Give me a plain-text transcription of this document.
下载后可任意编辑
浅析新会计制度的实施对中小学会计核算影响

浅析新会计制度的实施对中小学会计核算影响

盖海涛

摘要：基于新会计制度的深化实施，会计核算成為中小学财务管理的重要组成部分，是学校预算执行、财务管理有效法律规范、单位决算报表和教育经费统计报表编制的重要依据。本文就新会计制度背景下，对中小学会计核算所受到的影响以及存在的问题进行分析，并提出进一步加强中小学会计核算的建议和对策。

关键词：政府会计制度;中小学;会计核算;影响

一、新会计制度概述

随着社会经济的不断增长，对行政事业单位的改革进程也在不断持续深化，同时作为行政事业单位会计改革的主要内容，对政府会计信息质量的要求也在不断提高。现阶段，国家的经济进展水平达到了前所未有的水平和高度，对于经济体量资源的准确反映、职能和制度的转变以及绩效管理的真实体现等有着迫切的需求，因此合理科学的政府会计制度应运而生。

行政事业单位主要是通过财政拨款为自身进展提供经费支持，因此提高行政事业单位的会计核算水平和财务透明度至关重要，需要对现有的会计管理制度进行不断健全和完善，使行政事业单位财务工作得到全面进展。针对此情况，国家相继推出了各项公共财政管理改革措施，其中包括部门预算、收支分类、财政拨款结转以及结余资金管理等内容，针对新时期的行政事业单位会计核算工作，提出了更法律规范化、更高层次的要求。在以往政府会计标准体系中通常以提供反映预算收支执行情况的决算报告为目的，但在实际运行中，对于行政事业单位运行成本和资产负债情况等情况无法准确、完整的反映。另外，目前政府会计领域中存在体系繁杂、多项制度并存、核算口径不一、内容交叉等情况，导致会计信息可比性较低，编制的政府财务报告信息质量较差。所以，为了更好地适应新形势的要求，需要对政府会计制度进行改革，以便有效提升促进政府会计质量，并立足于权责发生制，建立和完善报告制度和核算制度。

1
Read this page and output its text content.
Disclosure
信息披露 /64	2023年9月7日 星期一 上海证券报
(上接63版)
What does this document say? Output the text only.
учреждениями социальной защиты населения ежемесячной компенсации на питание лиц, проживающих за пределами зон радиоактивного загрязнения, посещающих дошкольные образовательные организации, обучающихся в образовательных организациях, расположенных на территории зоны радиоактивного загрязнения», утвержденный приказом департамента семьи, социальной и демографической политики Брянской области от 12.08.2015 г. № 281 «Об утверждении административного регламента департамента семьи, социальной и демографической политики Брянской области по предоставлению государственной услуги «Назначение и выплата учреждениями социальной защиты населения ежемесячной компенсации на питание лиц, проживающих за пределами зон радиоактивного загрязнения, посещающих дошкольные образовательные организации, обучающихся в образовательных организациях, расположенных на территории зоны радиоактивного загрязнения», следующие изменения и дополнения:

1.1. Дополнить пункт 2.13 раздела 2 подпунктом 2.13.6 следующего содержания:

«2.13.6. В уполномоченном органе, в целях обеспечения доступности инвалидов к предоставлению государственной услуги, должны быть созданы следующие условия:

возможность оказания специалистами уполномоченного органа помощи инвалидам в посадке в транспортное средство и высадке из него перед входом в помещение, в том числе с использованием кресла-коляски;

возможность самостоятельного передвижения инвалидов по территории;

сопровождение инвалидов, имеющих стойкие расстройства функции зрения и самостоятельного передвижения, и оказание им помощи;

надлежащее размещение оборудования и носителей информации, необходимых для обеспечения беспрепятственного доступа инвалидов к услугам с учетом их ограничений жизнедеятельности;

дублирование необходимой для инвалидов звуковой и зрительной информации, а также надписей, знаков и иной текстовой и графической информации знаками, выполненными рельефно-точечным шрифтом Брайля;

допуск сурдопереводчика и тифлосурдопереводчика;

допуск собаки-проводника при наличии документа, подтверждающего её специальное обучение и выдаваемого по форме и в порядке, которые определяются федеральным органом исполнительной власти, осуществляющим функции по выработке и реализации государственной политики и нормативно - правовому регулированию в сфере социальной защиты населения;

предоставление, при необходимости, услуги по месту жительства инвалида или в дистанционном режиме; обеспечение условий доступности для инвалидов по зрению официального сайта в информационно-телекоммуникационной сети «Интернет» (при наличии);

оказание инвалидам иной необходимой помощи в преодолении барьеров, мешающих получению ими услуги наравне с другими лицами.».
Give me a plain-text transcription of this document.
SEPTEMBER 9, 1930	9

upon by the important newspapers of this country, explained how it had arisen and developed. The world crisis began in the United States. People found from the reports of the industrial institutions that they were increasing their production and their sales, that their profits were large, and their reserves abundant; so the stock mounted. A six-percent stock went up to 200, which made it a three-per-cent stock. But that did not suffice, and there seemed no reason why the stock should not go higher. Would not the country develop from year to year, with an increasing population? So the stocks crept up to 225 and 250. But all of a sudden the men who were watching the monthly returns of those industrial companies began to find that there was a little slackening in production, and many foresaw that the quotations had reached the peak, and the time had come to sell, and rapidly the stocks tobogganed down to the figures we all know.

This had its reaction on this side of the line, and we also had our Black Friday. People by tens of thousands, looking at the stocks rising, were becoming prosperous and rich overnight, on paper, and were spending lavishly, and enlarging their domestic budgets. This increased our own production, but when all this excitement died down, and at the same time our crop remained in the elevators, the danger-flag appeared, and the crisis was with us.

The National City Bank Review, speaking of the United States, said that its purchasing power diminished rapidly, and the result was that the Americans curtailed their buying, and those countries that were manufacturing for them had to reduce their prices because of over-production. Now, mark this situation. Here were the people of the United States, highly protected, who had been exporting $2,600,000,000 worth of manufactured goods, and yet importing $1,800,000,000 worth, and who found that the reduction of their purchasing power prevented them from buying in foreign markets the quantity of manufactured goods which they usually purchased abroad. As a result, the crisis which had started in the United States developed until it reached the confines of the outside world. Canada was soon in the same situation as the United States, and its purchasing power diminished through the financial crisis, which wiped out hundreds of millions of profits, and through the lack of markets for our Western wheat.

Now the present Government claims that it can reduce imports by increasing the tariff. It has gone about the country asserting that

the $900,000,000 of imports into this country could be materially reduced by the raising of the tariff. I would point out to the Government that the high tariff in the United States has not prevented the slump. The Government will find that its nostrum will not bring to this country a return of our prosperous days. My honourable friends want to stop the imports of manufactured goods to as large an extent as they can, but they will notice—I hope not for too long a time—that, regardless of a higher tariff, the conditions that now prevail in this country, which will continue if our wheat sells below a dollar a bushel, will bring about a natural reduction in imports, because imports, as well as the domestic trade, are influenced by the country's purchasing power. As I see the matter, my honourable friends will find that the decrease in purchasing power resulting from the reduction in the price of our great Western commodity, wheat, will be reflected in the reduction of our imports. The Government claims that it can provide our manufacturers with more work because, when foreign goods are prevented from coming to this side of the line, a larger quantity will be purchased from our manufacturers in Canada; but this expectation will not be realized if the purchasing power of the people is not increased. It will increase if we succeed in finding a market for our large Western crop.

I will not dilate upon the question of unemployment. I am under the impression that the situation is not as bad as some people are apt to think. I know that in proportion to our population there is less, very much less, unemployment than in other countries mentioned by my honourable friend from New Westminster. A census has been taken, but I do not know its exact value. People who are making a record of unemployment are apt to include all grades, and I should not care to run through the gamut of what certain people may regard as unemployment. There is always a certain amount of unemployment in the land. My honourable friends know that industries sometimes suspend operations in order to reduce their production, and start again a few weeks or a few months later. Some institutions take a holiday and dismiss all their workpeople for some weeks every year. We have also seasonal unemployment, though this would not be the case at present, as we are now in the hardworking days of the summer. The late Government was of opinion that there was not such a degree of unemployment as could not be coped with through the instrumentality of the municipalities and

+===+

### [Task to complete]
Each line above must be printed exactly as it appears.

### [Correct response]
Give me a plain-text transcription of this document.
下载后可任意编辑
浅析新会计制度的实施对中小学会计核算影响

浅析新会计制度的实施对中小学会计核算影响

盖海涛

摘要：基于新会计制度的深化实施，会计核算成為中小学财务管理的重要组成部分，是学校预算执行、财务管理有效法律规范、单位决算报表和教育经费统计报表编制的重要依据。本文就新会计制度背景下，对中小学会计核算所受到的影响以及存在的问题进行分析，并提出进一步加强中小学会计核算的建议和对策。

关键词：政府会计制度;中小学;会计核算;影响

一、新会计制度概述

随着社会经济的不断增长，对行政事业单位的改革进程也在不断持续深化，同时作为行政事业单位会计改革的主要内容，对政府会计信息质量的要求也在不断提高。现阶段，国家的经济进展水平达到了前所未有的水平和高度，对于经济体量资源的准确反映、职能和制度的转变以及绩效管理的真实体现等有着迫切的需求，因此合理科学的政府会计制度应运而生。

行政事业单位主要是通过财政拨款为自身进展提供经费支持，因此提高行政事业单位的会计核算水平和财务透明度至关重要，需要对现有的会计管理制度进行不断健全和完善，使行政事业单位财务工作得到全面进展。针对此情况，国家相继推出了各项公共财政管理改革措施，其中包括部门预算、收支分类、财政拨款结转以及结余资金管理等内容，针对新时期的行政事业单位会计核算工作，提出了更法律规范化、更高层次的要求。在以往政府会计标准体系中通常以提供反映预算收支执行情况的决算报告为目的，但在实际运行中，对于行政事业单位运行成本和资产负债情况等情况无法准确、完整的反映。另外，目前政府会计领域中存在体系繁杂、多项制度并存、核算口径不一、内容交叉等情况，导致会计信息可比性较低，编制的政府财务报告信息质量较差。所以，为了更好地适应新形势的要求，需要对政府会计制度进行改革，以便有效提升促进政府会计质量，并立足于权责发生制，建立和完善报告制度和核算制度。

1
Read this page and output its text content.
Disclosure
信息披露 /64	2023年9月7日 星期一 上海证券报
(上接63版)
What does this document say? Output the text only.
учреждениями социальной защиты населения ежемесячной компенсации на питание лиц, проживающих за пределами зон радиоактивного загрязнения, посещающих дошкольные образовательные организации, обучающихся в образовательных организациях, расположенных на территории зоны радиоактивного загрязнения», утвержденный приказом департамента семьи, социальной и демографической политики Брянской области от 12.08.2015 г. № 281 «Об утверждении административного регламента департамента семьи, социальной и демографической политики Брянской области по предоставлению государственной услуги «Назначение и выплата учреждениями социальной защиты населения ежемесячной компенсации на питание лиц, проживающих за пределами зон радиоактивного загрязнения, посещающих дошкольные образовательные организации, обучающихся в образовательных организациях, расположенных на территории зоны радиоактивного загрязнения», следующие изменения и дополнения:

1.1. Дополнить пункт 2.13 раздела 2 подпунктом 2.13.6 следующего содержания:

«2.13.6. В уполномоченном органе, в целях обеспечения доступности инвалидов к предоставлению государственной услуги, должны быть созданы следующие условия:

возможность оказания специалистами уполномоченного органа помощи инвалидам в посадке в транспортное средство и высадке из него перед входом в помещение, в том числе с использованием кресла-коляски;

возможность самостоятельного передвижения инвалидов по территории;

сопровождение инвалидов, имеющих стойкие расстройства функции зрения и самостоятельного передвижения, и оказание им помощи;

надлежащее размещение оборудования и носителей информации, необходимых для обеспечения беспрепятственного доступа инвалидов к услугам с учетом их ограничений жизнедеятельности;

дублирование необходимой для инвалидов звуковой и зрительной информации, а также надписей, знаков и иной текстовой и графической информации знаками, выполненными рельефно-точечным шрифтом Брайля;

допуск сурдопереводчика и тифлосурдопереводчика;

допуск собаки-проводника при наличии документа, подтверждающего её специальное обучение и выдаваемого по форме и в порядке, которые определяются федеральным органом исполнительной власти, осуществляющим функции по выработке и реализации государственной политики и нормативно - правовому регулированию в сфере социальной защиты населения;

предоставление, при необходимости, услуги по месту жительства инвалида или в дистанционном режиме; обеспечение условий доступности для инвалидов по зрению официального сайта в информационно-телекоммуникационной сети «Интернет» (при наличии);

оказание инвалидам иной необходимой помощи в преодолении барьеров, мешающих получению ими услуги наравне с другими лицами.».
Give me a plain-text transcription of this document.
SEPTEMBER 9, 1930	9

upon by the important newspapers of this country, explained how it had arisen and developed. The world crisis began in the United States. People found from the reports of the industrial institutions that they were increasing their production and their sales, that their profits were large, and their reserves abundant; so the stock mounted. A six-percent stock went up to 200, which made it a three-per-cent stock. But that did not suffice, and there seemed no reason why the stock should not go higher. Would not the country develop from year to year, with an increasing population? So the stocks crept up to 225 and 250. But all of a sudden the men who were watching the monthly returns of those industrial companies began to find that there was a little slackening in production, and many foresaw that the quotations had reached the peak, and the time had come to sell, and rapidly the stocks tobogganed down to the figures we all know.

This had its reaction on this side of the line, and we also had our Black Friday. People by tens of thousands, looking at the stocks rising, were becoming prosperous and rich overnight, on paper, and were spending lavishly, and enlarging their domestic budgets. This increased our own production, but when all this excitement died down, and at the same time our crop remained in the elevators, the danger-flag appeared, and the crisis was with us.

The National City Bank Review, speaking of the United States, said that its purchasing power diminished rapidly, and the result was that the Americans curtailed their buying, and those countries that were manufacturing for them had to reduce their prices because of over-production. Now, mark this situation. Here were the people of the United States, highly protected, who had been exporting $2,600,000,000 worth of manufactured goods, and yet importing $1,800,000,000 worth, and who found that the reduction of their purchasing power prevented them from buying in foreign markets the quantity of manufactured goods which they usually purchased abroad. As a result, the crisis which had started in the United States developed until it reached the confines of the outside world. Canada was soon in the same situation as the United States, and its purchasing power diminished through the financial crisis, which wiped out hundreds of millions of profits, and through the lack of markets for our Western wheat.

Now the present Government claims that it can reduce imports by increasing the tariff. It has gone about the country asserting that

the $900,000,000 of imports into this country could be materially reduced by the raising of the tariff. I would point out to the Government that the high tariff in the United States has not prevented the slump. The Government will find that its nostrum will not bring to this country a return of our prosperous days. My honourable friends want to stop the imports of manufactured goods to as large an extent as they can, but they will notice—I hope not for too long a time—that, regardless of a higher tariff, the conditions that now prevail in this country, which will continue if our wheat sells below a dollar a bushel, will bring about a natural reduction in imports, because imports, as well as the domestic trade, are influenced by the country's purchasing power. As I see the matter, my honourable friends will find that the decrease in purchasing power resulting from the reduction in the price of our great Western commodity, wheat, will be reflected in the reduction of our imports. The Government claims that it can provide our manufacturers with more work because, when foreign goods are prevented from coming to this side of the line, a larger quantity will be purchased from our manufacturers in Canada; but this expectation will not be realized if the purchasing power of the people is not increased. It will increase if we succeed in finding a market for our large Western crop.

I will not dilate upon the question of unemployment. I am under the impression that the situation is not as bad as some people are apt to think. I know that in proportion to our population there is less, very much less, unemployment than in other countries mentioned by my honourable friend from New Westminster. A census has been taken, but I do not know its exact value. People who are making a record of unemployment are apt to include all grades, and I should not care to run through the gamut of what certain people may regard as unemployment. There is always a certain amount of unemployment in the land. My honourable friends know that industries sometimes suspend operations in order to reduce their production, and start again a few weeks or a few months later. Some institutions take a holiday and dismiss all their workpeople for some weeks every year. We have also seasonal unemployment, though this would not be the case at present, as we are now in the hardworking days of the summer. The late Government was of opinion that there was not such a degree of unemployment as could not be coped with through the instrumentality of the municipalities and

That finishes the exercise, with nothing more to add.